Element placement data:
+-------+
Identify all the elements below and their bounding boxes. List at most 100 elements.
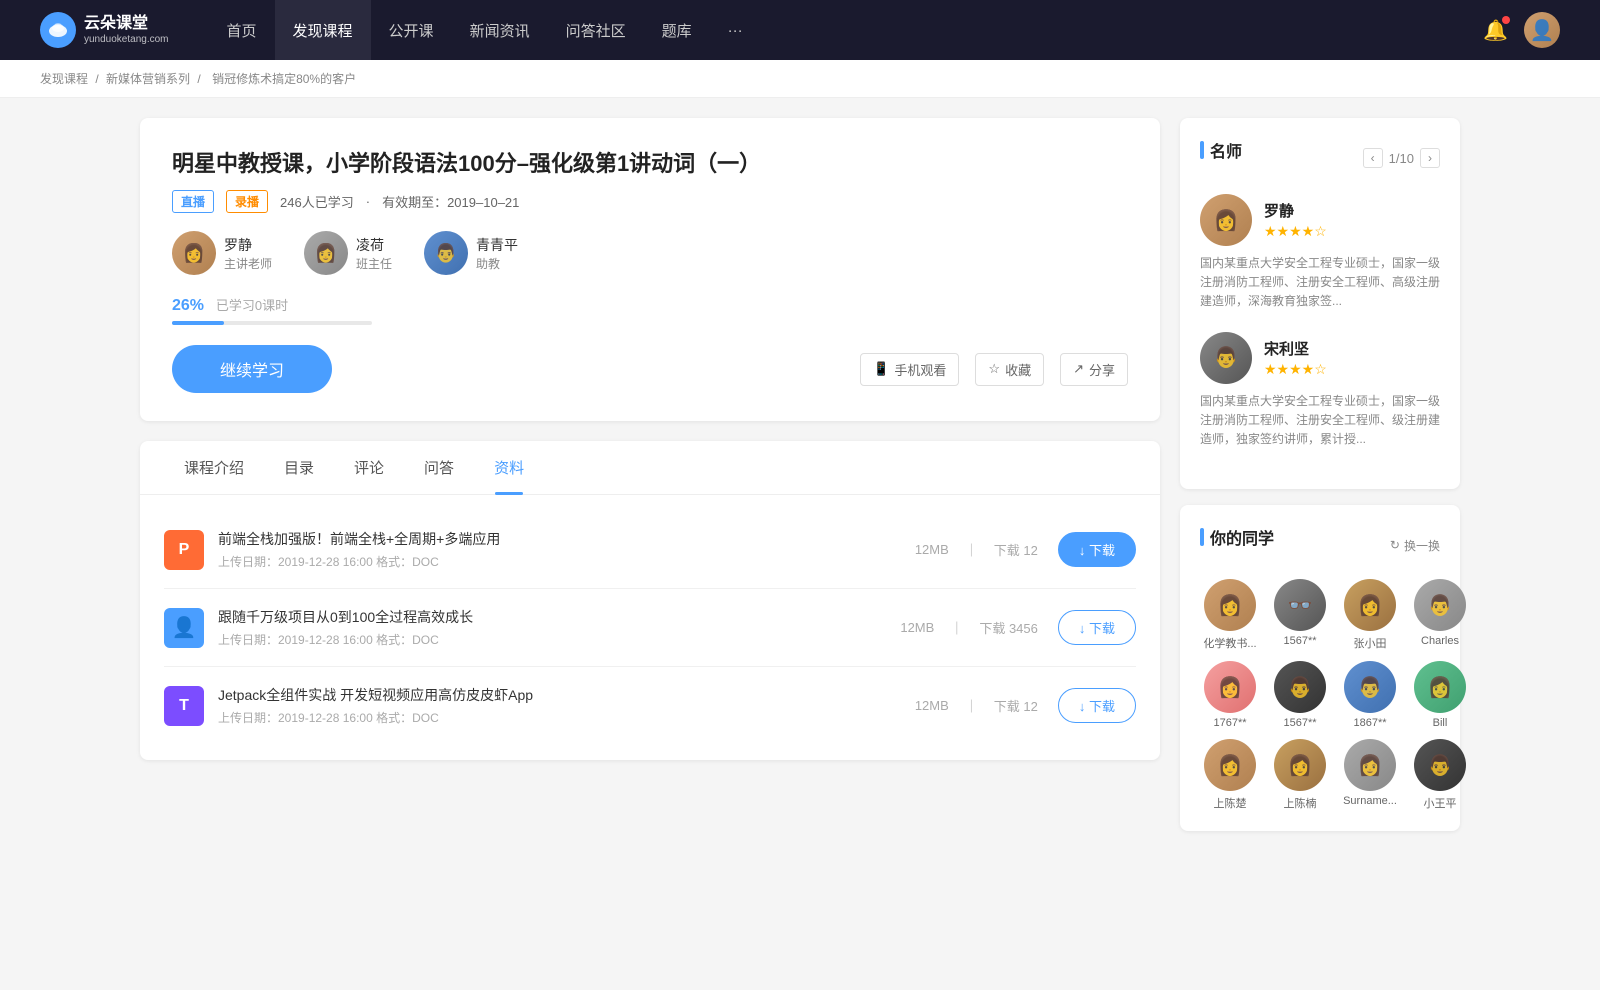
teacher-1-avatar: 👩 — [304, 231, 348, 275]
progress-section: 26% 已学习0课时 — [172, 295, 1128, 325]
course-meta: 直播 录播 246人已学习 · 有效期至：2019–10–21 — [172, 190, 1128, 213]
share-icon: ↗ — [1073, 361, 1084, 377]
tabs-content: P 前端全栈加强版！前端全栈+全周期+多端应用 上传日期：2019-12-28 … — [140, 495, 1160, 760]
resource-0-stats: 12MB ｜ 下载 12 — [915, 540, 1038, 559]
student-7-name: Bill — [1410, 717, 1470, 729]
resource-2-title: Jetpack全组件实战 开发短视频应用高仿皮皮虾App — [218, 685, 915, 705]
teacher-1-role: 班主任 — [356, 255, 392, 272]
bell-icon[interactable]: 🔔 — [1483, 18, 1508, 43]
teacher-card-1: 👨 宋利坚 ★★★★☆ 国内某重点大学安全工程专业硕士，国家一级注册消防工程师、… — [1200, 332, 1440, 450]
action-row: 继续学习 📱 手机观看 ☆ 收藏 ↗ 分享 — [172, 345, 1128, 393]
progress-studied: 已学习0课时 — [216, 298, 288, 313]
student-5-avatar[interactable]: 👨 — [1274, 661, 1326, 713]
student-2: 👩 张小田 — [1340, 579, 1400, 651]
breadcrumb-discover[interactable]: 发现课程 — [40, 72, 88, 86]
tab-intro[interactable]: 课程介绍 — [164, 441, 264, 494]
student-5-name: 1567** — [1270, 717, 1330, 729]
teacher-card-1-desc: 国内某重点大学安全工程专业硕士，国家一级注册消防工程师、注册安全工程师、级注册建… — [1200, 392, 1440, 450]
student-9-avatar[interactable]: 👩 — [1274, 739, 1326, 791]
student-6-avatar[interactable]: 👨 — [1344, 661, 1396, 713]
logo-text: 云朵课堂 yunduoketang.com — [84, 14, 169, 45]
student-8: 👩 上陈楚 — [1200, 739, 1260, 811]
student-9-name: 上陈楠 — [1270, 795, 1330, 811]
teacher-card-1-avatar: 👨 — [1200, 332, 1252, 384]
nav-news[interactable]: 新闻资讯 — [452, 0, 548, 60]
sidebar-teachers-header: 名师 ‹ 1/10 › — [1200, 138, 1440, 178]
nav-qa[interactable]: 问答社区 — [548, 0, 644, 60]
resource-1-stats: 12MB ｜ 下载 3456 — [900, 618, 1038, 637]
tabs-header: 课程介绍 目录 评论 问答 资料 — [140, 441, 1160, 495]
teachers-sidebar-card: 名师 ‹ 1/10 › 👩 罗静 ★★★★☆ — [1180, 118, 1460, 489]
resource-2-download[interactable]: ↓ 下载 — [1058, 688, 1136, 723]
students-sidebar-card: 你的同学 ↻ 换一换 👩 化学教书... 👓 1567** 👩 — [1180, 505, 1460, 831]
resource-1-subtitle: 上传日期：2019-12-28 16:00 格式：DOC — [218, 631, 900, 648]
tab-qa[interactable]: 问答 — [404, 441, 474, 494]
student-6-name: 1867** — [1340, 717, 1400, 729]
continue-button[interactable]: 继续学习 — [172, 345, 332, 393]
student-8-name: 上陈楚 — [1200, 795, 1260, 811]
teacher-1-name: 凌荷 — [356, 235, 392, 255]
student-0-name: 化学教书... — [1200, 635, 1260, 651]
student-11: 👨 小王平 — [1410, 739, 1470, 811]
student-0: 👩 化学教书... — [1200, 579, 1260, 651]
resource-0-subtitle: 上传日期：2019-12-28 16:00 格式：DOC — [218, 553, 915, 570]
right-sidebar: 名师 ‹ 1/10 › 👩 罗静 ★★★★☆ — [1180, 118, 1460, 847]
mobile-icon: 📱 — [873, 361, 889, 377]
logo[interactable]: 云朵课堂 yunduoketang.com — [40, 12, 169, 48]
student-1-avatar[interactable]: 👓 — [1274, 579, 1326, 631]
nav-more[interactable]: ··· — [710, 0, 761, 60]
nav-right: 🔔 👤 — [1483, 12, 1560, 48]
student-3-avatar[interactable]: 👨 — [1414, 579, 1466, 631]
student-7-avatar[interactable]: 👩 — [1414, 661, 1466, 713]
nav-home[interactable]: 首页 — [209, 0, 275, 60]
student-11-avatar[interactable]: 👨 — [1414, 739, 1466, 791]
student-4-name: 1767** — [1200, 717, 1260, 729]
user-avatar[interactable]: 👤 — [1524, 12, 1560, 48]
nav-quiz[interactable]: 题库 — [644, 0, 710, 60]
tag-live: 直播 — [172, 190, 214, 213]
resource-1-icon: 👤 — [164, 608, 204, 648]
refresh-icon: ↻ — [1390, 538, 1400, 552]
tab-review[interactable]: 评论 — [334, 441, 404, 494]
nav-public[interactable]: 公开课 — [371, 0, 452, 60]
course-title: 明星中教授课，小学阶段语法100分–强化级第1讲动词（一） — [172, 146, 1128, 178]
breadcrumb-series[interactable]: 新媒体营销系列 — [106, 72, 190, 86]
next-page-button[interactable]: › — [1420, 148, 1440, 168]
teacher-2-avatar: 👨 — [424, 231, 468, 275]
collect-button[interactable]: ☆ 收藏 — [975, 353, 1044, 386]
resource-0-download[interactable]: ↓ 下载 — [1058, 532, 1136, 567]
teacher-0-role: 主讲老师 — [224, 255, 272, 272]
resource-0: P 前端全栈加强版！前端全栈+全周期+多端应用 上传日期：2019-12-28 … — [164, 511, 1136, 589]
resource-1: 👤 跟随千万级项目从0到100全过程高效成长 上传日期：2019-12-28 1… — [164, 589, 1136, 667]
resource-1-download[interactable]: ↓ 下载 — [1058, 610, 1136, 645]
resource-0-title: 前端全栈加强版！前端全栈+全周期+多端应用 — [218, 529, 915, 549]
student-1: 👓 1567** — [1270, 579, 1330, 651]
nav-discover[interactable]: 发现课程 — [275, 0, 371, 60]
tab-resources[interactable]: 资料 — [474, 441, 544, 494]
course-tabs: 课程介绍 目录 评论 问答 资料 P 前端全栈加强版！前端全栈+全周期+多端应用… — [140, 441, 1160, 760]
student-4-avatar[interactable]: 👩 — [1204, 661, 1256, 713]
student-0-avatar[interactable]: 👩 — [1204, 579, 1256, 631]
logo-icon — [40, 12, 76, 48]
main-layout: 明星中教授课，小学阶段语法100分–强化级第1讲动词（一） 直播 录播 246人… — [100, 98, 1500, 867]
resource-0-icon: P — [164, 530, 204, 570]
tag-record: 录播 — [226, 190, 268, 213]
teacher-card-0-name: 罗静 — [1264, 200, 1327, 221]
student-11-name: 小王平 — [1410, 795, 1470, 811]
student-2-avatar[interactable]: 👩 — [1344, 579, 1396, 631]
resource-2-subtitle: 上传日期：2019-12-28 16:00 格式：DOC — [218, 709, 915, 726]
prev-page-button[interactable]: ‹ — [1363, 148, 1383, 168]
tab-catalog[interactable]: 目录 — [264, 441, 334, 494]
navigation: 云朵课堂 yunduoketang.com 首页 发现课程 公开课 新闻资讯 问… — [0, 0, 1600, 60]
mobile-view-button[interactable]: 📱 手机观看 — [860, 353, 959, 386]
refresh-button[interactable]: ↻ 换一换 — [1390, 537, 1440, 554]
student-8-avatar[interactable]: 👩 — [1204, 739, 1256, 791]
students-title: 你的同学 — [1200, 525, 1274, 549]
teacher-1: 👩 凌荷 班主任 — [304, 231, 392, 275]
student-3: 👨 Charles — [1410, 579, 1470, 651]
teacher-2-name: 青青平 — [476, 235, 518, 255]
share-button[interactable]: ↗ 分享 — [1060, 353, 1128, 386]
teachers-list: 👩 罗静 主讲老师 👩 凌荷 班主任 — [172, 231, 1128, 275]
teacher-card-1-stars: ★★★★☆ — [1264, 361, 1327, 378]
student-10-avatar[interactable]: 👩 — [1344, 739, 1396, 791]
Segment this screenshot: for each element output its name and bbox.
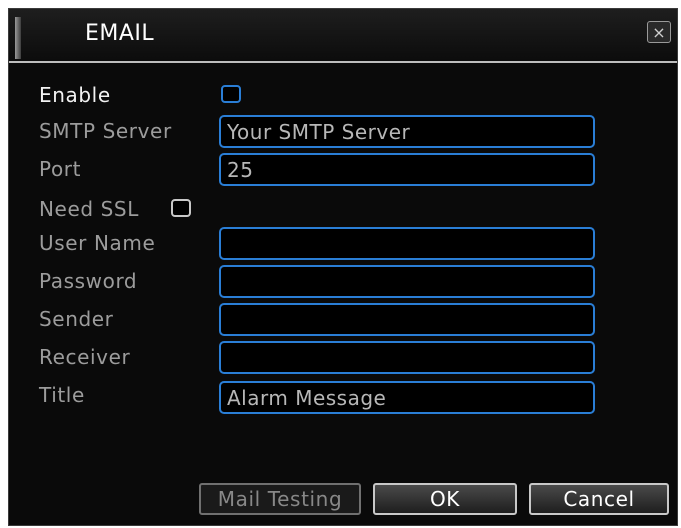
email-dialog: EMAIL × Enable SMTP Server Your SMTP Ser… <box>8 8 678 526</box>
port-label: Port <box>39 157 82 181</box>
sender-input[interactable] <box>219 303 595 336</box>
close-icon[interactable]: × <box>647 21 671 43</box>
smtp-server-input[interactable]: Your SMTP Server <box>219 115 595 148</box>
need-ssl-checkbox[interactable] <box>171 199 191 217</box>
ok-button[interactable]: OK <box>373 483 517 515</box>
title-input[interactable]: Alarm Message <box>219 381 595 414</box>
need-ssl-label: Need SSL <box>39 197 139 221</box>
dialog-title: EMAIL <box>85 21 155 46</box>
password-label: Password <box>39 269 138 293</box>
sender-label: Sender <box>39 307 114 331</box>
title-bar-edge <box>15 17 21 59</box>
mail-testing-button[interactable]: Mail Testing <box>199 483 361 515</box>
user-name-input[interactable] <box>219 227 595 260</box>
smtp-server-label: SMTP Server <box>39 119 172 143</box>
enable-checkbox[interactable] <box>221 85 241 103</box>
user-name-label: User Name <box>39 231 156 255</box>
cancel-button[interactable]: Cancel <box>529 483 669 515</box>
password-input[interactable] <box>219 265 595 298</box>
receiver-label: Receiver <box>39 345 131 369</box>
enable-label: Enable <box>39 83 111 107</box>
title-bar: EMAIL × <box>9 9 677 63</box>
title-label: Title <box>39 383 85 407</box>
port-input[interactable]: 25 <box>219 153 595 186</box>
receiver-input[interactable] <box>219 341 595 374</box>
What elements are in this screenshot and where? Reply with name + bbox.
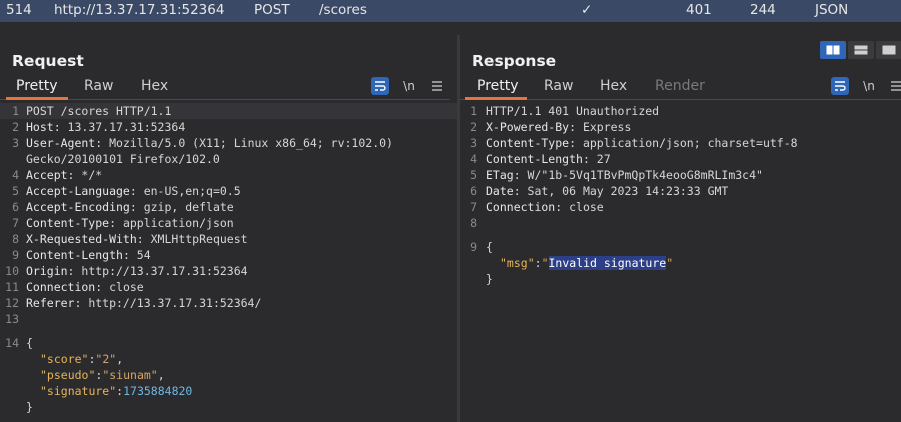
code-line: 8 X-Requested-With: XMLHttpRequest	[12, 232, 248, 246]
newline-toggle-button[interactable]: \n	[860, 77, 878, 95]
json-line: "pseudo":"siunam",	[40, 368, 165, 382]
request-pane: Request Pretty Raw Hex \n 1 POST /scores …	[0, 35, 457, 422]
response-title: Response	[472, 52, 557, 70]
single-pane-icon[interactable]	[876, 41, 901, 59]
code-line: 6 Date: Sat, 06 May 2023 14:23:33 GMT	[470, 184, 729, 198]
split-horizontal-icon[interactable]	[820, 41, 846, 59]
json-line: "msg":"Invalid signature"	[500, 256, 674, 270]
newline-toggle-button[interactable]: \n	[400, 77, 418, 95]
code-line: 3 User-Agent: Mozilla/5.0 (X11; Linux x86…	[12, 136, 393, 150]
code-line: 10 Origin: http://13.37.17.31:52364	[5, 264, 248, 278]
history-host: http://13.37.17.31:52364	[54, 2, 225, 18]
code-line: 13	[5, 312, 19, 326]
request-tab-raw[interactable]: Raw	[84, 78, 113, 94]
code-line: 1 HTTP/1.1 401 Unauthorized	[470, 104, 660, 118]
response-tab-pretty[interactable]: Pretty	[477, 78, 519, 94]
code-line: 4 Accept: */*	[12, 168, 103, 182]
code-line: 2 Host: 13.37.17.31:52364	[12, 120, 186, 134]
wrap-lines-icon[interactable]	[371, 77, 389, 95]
+-------+
**PROMPT**
Begin at the line that has "232, 248, 246]" and stop after the line that has "code-line: 3 User-Agent: Mozilla/5.0", then write those entries out again with "newline-toggle-button" renamed to "linebreak-toggle-button" and everything else left unchanged.

**THE ANSWER**
code-line: 8 X-Requested-With: XMLHttpRequest	[12, 232, 248, 246]
linebreak-toggle-button[interactable]: \n	[860, 77, 878, 95]
json-line: "pseudo":"siunam",	[40, 368, 165, 382]
request-pane: Request Pretty Raw Hex \n 1 POST /scores …	[0, 35, 457, 422]
response-title: Response	[472, 52, 557, 70]
single-pane-icon[interactable]	[876, 41, 901, 59]
code-line: 6 Date: Sat, 06 May 2023 14:23:33 GMT	[470, 184, 729, 198]
split-horizontal-icon[interactable]	[820, 41, 846, 59]
json-line: "msg":"Invalid signature"	[500, 256, 674, 270]
linebreak-toggle-button[interactable]: \n	[400, 77, 418, 95]
code-line: 3 User-Agent: Mozilla/5.0 (X11; Linux x86…	[12, 136, 393, 150]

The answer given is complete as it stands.